[Stored dataset items]
"""

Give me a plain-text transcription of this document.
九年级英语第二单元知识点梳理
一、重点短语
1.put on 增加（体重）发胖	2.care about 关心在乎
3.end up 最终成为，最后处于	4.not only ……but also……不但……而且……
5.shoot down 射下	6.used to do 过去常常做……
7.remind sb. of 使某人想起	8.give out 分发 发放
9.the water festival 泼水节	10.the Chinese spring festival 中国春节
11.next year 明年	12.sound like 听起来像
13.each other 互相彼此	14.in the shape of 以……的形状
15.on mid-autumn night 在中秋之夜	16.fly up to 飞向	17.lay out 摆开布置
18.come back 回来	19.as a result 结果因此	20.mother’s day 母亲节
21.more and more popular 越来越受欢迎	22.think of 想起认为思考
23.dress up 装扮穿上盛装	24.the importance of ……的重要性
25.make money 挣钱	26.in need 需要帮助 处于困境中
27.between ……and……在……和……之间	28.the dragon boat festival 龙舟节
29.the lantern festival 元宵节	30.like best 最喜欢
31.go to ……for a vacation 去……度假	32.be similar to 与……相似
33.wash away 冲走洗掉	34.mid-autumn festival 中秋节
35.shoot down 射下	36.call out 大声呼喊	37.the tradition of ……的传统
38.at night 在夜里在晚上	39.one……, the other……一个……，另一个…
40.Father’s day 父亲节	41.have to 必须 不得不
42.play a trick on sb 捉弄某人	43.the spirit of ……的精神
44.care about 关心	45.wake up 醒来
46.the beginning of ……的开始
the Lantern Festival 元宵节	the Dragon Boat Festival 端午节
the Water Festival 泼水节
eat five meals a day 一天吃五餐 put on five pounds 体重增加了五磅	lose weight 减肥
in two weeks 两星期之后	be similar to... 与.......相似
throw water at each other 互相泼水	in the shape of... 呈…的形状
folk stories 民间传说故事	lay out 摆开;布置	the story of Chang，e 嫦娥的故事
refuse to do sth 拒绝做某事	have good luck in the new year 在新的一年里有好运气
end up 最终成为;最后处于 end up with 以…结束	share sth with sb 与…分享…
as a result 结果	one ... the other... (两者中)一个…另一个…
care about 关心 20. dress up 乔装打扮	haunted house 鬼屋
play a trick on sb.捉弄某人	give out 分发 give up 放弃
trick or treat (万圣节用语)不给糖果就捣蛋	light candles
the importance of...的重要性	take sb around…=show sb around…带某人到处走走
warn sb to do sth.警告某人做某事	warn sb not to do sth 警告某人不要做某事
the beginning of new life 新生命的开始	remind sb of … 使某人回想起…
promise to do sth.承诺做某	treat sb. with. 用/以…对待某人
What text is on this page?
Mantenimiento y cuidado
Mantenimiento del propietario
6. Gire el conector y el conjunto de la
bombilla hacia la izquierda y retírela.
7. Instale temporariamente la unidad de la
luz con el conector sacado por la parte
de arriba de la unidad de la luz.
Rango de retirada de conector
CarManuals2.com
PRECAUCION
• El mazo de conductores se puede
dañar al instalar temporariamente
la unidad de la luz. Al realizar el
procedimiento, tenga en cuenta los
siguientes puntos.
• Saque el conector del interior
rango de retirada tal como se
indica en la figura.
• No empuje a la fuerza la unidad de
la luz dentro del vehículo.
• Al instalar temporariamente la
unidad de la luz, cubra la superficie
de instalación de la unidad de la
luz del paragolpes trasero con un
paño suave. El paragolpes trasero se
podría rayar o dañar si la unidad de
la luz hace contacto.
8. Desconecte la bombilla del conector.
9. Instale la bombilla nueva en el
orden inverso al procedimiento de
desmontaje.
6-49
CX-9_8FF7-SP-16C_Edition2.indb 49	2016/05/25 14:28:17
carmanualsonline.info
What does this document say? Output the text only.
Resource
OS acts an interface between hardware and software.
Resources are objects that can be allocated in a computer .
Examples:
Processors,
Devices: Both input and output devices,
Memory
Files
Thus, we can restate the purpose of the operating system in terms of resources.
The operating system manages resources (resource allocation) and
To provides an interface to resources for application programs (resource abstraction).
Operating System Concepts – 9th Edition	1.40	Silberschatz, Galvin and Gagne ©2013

"""

**GIVEN TASK**
Print out all the entries precisely as written.

**COMPLETE RESPONSE**
Give me a plain-text transcription of this document.
九年级英语第二单元知识点梳理
一、重点短语
1.put on 增加（体重）发胖	2.care about 关心在乎
3.end up 最终成为，最后处于	4.not only ……but also……不但……而且……
5.shoot down 射下	6.used to do 过去常常做……
7.remind sb. of 使某人想起	8.give out 分发 发放
9.the water festival 泼水节	10.the Chinese spring festival 中国春节
11.next year 明年	12.sound like 听起来像
13.each other 互相彼此	14.in the shape of 以……的形状
15.on mid-autumn night 在中秋之夜	16.fly up to 飞向	17.lay out 摆开布置
18.come back 回来	19.as a result 结果因此	20.mother’s day 母亲节
21.more and more popular 越来越受欢迎	22.think of 想起认为思考
23.dress up 装扮穿上盛装	24.the importance of ……的重要性
25.make money 挣钱	26.in need 需要帮助 处于困境中
27.between ……and……在……和……之间	28.the dragon boat festival 龙舟节
29.the lantern festival 元宵节	30.like best 最喜欢
31.go to ……for a vacation 去……度假	32.be similar to 与……相似
33.wash away 冲走洗掉	34.mid-autumn festival 中秋节
35.shoot down 射下	36.call out 大声呼喊	37.the tradition of ……的传统
38.at night 在夜里在晚上	39.one……, the other……一个……，另一个…
40.Father’s day 父亲节	41.have to 必须 不得不
42.play a trick on sb 捉弄某人	43.the spirit of ……的精神
44.care about 关心	45.wake up 醒来
46.the beginning of ……的开始
the Lantern Festival 元宵节	the Dragon Boat Festival 端午节
the Water Festival 泼水节
eat five meals a day 一天吃五餐 put on five pounds 体重增加了五磅	lose weight 减肥
in two weeks 两星期之后	be similar to... 与.......相似
throw water at each other 互相泼水	in the shape of... 呈…的形状
folk stories 民间传说故事	lay out 摆开;布置	the story of Chang，e 嫦娥的故事
refuse to do sth 拒绝做某事	have good luck in the new year 在新的一年里有好运气
end up 最终成为;最后处于 end up with 以…结束	share sth with sb 与…分享…
as a result 结果	one ... the other... (两者中)一个…另一个…
care about 关心 20. dress up 乔装打扮	haunted house 鬼屋
play a trick on sb.捉弄某人	give out 分发 give up 放弃
trick or treat (万圣节用语)不给糖果就捣蛋	light candles
the importance of...的重要性	take sb around…=show sb around…带某人到处走走
warn sb to do sth.警告某人做某事	warn sb not to do sth 警告某人不要做某事
the beginning of new life 新生命的开始	remind sb of … 使某人回想起…
promise to do sth.承诺做某	treat sb. with. 用/以…对待某人
What text is on this page?
Mantenimiento y cuidado
Mantenimiento del propietario
6. Gire el conector y el conjunto de la
bombilla hacia la izquierda y retírela.
7. Instale temporariamente la unidad de la
luz con el conector sacado por la parte
de arriba de la unidad de la luz.
Rango de retirada de conector
CarManuals2.com
PRECAUCION
• El mazo de conductores se puede
dañar al instalar temporariamente
la unidad de la luz. Al realizar el
procedimiento, tenga en cuenta los
siguientes puntos.
• Saque el conector del interior
rango de retirada tal como se
indica en la figura.
• No empuje a la fuerza la unidad de
la luz dentro del vehículo.
• Al instalar temporariamente la
unidad de la luz, cubra la superficie
de instalación de la unidad de la
luz del paragolpes trasero con un
paño suave. El paragolpes trasero se
podría rayar o dañar si la unidad de
la luz hace contacto.
8. Desconecte la bombilla del conector.
9. Instale la bombilla nueva en el
orden inverso al procedimiento de
desmontaje.
6-49
CX-9_8FF7-SP-16C_Edition2.indb 49	2016/05/25 14:28:17
carmanualsonline.info
What does this document say? Output the text only.
Resource
OS acts an interface between hardware and software.
Resources are objects that can be allocated in a computer .
Examples:
Processors,
Devices: Both input and output devices,
Memory
Files
Thus, we can restate the purpose of the operating system in terms of resources.
The operating system manages resources (resource allocation) and
To provides an interface to resources for application programs (resource abstraction).
Operating System Concepts – 9th Edition	1.40	Silberschatz, Galvin and Gagne ©2013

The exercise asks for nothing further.